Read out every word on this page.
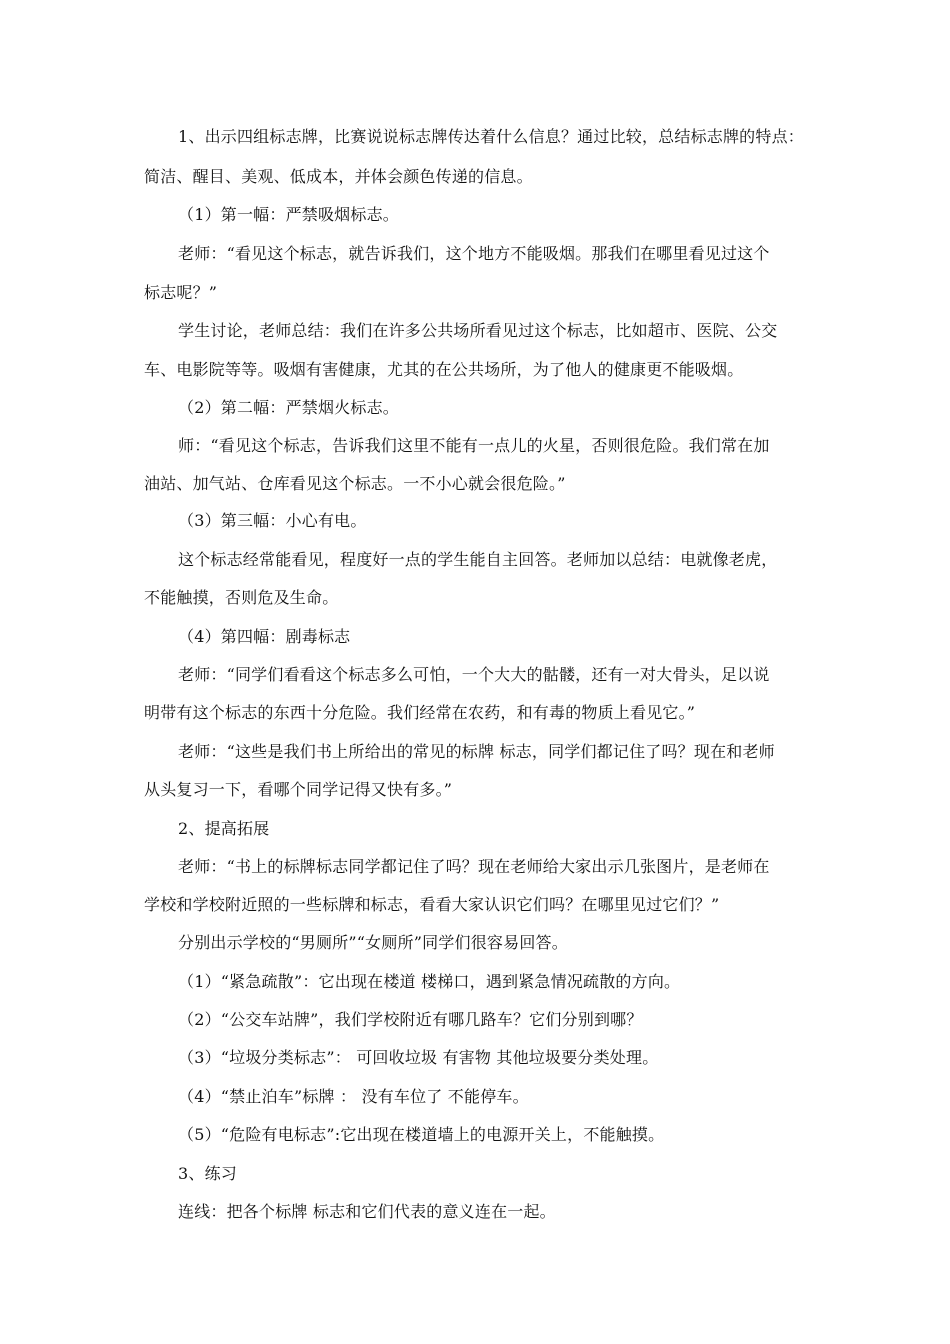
1、出示四组标志牌，比赛说说标志牌传达着什么信息？通过比较，总结标志牌的特点：
简洁、醒目、美观、低成本，并体会颜色传递的信息。
（1）第一幅：严禁吸烟标志。
老师：“看见这个标志，就告诉我们，这个地方不能吸烟。那我们在哪里看见过这个
标志呢？”
学生讨论，老师总结：我们在许多公共场所看见过这个标志，比如超市、医院、公交
车、电影院等等。吸烟有害健康，尤其的在公共场所，为了他人的健康更不能吸烟。
（2）第二幅：严禁烟火标志。
师：“看见这个标志，告诉我们这里不能有一点儿的火星，否则很危险。我们常在加
油站、加气站、仓库看见这个标志。一不小心就会很危险。”
（3）第三幅：小心有电。
这个标志经常能看见，程度好一点的学生能自主回答。老师加以总结：电就像老虎，
不能触摸，否则危及生命。
（4）第四幅：剧毒标志
老师：“同学们看看这个标志多么可怕，一个大大的骷髅，还有一对大骨头，足以说
明带有这个标志的东西十分危险。我们经常在农药，和有毒的物质上看见它。”
老师：“这些是我们书上所给出的常见的标牌 标志，同学们都记住了吗？现在和老师
从头复习一下，看哪个同学记得又快有多。”
2、提高拓展
老师：“书上的标牌标志同学都记住了吗？现在老师给大家出示几张图片，是老师在
学校和学校附近照的一些标牌和标志，看看大家认识它们吗？在哪里见过它们？”
分别出示学校的“男厕所”“女厕所”同学们很容易回答。
（1）“紧急疏散”：它出现在楼道 楼梯口，遇到紧急情况疏散的方向。
（2）“公交车站牌”，我们学校附近有哪几路车？它们分别到哪？
（3）“垃圾分类标志”： 可回收垃圾 有害物 其他垃圾要分类处理。
（4）“禁止泊车”标牌 ： 没有车位了 不能停车。
（5）“危险有电标志”:它出现在楼道墙上的电源开关上，不能触摸。
3、练习
连线：把各个标牌 标志和它们代表的意义连在一起。
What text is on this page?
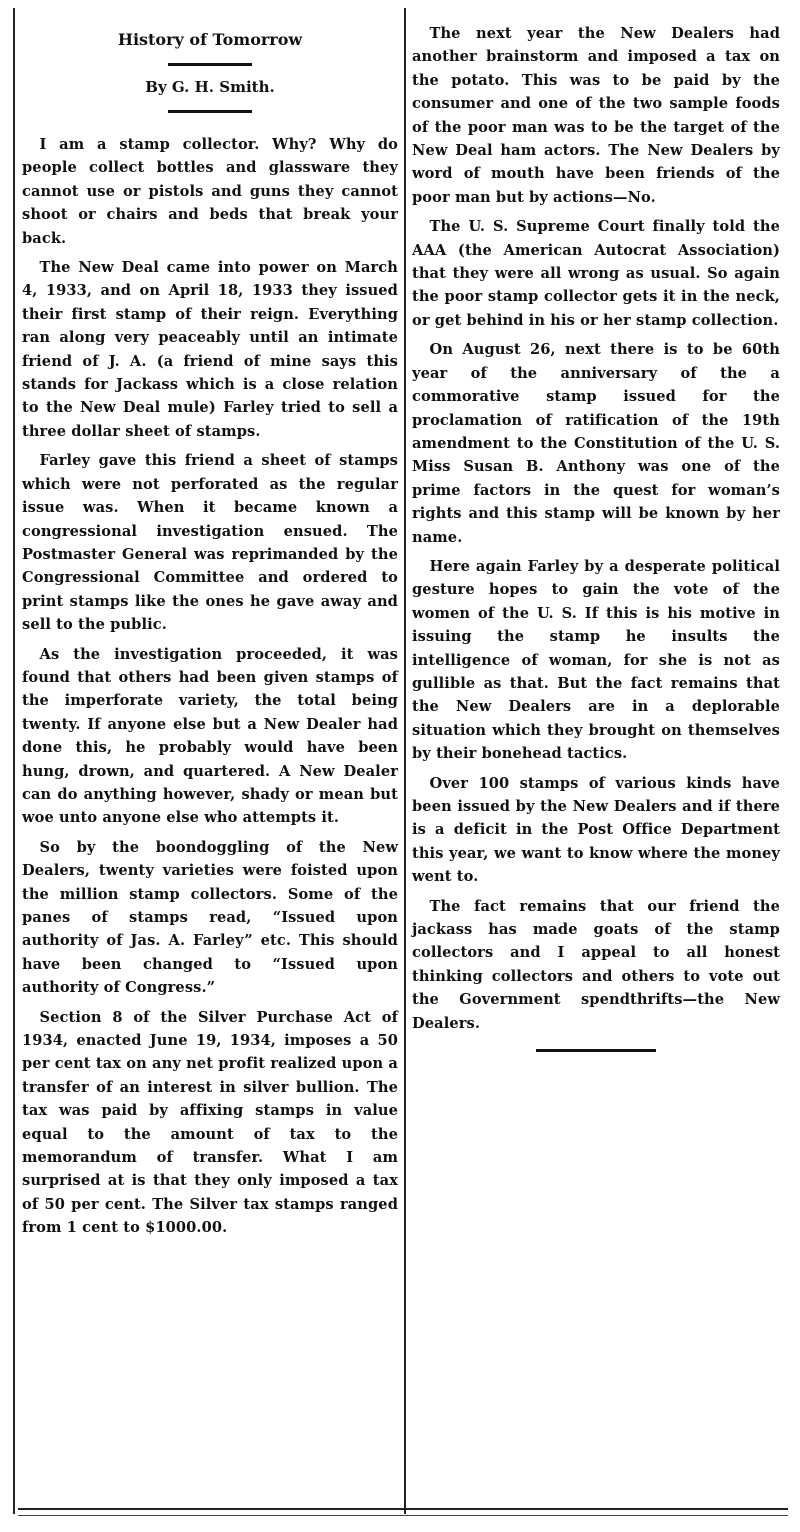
History of Tomorrow
By G. H. Smith.

I am a stamp collector. Why? Why do people collect bottles and glassware they cannot use or pistols and guns they cannot shoot or chairs and beds that break your back.

The New Deal came into power on March 4, 1933, and on April 18, 1933 they issued their first stamp of their reign. Everything ran along very peaceably until an intimate friend of J. A. (a friend of mine says this stands for Jackass which is a close relation to the New Deal mule) Farley tried to sell a three dollar sheet of stamps.

Farley gave this friend a sheet of stamps which were not perforated as the regular issue was. When it became known a congressional investigation ensued. The Postmaster General was reprimanded by the Congressional Committee and ordered to print stamps like the ones he gave away and sell to the public.

As the investigation proceeded, it was found that others had been given stamps of the imperforate variety, the total being twenty. If anyone else but a New Dealer had done this, he probably would have been hung, drown, and quartered. A New Dealer can do anything however, shady or mean but woe unto anyone else who attempts it.

So by the boondoggling of the New Dealers, twenty varieties were foisted upon the million stamp collectors. Some of the panes of stamps read, “Issued upon authority of Jas. A. Farley” etc. This should have been changed to “Issued upon authority of Congress.”

Section 8 of the Silver Purchase Act of 1934, enacted June 19, 1934, imposes a 50 per cent tax on any net profit realized upon a transfer of an interest in silver bullion. The tax was paid by affixing stamps in value equal to the amount of tax to the memorandum of transfer. What I am surprised at is that they only imposed a tax of 50 per cent. The Silver tax stamps ranged from 1 cent to $1000.00.

The next year the New Dealers had another brainstorm and imposed a tax on the potato. This was to be paid by the consumer and one of the two sample foods of the poor man was to be the target of the New Deal ham actors. The New Dealers by word of mouth have been friends of the poor man but by actions—No.

The U. S. Supreme Court finally told the AAA (the American Autocrat Association) that they were all wrong as usual. So again the poor stamp collector gets it in the neck, or get behind in his or her stamp collection.

On August 26, next there is to be 60th year of the anniversary of the a commorative stamp issued for the proclamation of ratification of the 19th amendment to the Constitution of the U. S. Miss Susan B. Anthony was one of the prime factors in the quest for woman’s rights and this stamp will be known by her name.

Here again Farley by a desperate political gesture hopes to gain the vote of the women of the U. S. If this is his motive in issuing the stamp he insults the intelligence of woman, for she is not as gullible as that. But the fact remains that the New Dealers are in a deplorable situation which they brought on themselves by their bonehead tactics.

Over 100 stamps of various kinds have been issued by the New Dealers and if there is a deficit in the Post Office Department this year, we want to know where the money went to.

The fact remains that our friend the jackass has made goats of the stamp collectors and I appeal to all honest thinking collectors and others to vote out the Government spendthrifts—the New Dealers.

Exercise directions:
Which lines contain "word"? Show each of them.

Task response:
Read out every word on this page.
The next year the New Dealers had another brainstorm and imposed a tax on the potato. This was to be paid by the consumer and one of the two sample foods of the poor man was to be the target of the New Deal ham actors. The New Dealers by word of mouth have been friends of the poor man but by actions—No.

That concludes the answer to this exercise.